> [Request]:
Reproduce all of the material exactly as shown.
START
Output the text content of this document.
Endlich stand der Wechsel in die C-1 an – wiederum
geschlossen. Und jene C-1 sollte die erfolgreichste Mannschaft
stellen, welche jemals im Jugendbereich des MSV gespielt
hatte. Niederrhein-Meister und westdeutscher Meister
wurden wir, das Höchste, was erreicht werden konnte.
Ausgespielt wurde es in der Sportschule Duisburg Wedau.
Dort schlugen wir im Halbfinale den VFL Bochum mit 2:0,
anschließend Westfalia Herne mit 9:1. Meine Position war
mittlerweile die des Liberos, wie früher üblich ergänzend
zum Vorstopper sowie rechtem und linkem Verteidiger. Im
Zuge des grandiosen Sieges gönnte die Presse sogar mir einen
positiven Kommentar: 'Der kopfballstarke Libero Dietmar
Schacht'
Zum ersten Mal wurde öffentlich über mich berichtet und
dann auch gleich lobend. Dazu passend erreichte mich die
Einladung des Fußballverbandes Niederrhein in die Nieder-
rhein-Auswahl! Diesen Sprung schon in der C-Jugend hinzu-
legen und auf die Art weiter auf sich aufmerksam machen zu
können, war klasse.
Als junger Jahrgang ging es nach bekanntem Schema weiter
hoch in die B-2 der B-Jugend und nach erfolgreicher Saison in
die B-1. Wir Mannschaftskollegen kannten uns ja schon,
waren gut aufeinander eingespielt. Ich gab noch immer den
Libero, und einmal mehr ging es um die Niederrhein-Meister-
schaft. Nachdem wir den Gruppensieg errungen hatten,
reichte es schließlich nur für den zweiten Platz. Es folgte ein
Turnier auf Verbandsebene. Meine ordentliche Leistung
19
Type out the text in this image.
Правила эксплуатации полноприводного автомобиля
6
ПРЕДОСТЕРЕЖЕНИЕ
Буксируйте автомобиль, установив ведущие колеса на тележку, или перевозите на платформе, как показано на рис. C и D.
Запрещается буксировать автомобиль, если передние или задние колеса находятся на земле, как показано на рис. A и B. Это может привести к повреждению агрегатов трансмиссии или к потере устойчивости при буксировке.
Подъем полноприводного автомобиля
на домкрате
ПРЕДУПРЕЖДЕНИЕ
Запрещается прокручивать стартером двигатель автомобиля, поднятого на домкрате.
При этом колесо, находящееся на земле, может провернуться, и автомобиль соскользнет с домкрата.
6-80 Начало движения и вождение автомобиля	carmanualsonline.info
END
> [Result of this task]:
Output the text content of this document.
Endlich stand der Wechsel in die C-1 an – wiederum
geschlossen. Und jene C-1 sollte die erfolgreichste Mannschaft
stellen, welche jemals im Jugendbereich des MSV gespielt
hatte. Niederrhein-Meister und westdeutscher Meister
wurden wir, das Höchste, was erreicht werden konnte.
Ausgespielt wurde es in der Sportschule Duisburg Wedau.
Dort schlugen wir im Halbfinale den VFL Bochum mit 2:0,
anschließend Westfalia Herne mit 9:1. Meine Position war
mittlerweile die des Liberos, wie früher üblich ergänzend
zum Vorstopper sowie rechtem und linkem Verteidiger. Im
Zuge des grandiosen Sieges gönnte die Presse sogar mir einen
positiven Kommentar: 'Der kopfballstarke Libero Dietmar
Schacht'
Zum ersten Mal wurde öffentlich über mich berichtet und
dann auch gleich lobend. Dazu passend erreichte mich die
Einladung des Fußballverbandes Niederrhein in die Nieder-
rhein-Auswahl! Diesen Sprung schon in der C-Jugend hinzu-
legen und auf die Art weiter auf sich aufmerksam machen zu
können, war klasse.
Als junger Jahrgang ging es nach bekanntem Schema weiter
hoch in die B-2 der B-Jugend und nach erfolgreicher Saison in
die B-1. Wir Mannschaftskollegen kannten uns ja schon,
waren gut aufeinander eingespielt. Ich gab noch immer den
Libero, und einmal mehr ging es um die Niederrhein-Meister-
schaft. Nachdem wir den Gruppensieg errungen hatten,
reichte es schließlich nur für den zweiten Platz. Es folgte ein
Turnier auf Verbandsebene. Meine ordentliche Leistung
19
Type out the text in this image.
Правила эксплуатации полноприводного автомобиля
6
ПРЕДОСТЕРЕЖЕНИЕ
Буксируйте автомобиль, установив ведущие колеса на тележку, или перевозите на платформе, как показано на рис. C и D.
Запрещается буксировать автомобиль, если передние или задние колеса находятся на земле, как показано на рис. A и B. Это может привести к повреждению агрегатов трансмиссии или к потере устойчивости при буксировке.
Подъем полноприводного автомобиля
на домкрате
ПРЕДУПРЕЖДЕНИЕ
Запрещается прокручивать стартером двигатель автомобиля, поднятого на домкрате.
При этом колесо, находящееся на земле, может провернуться, и автомобиль соскользнет с домкрата.
6-80 Начало движения и вождение автомобиля	carmanualsonline.info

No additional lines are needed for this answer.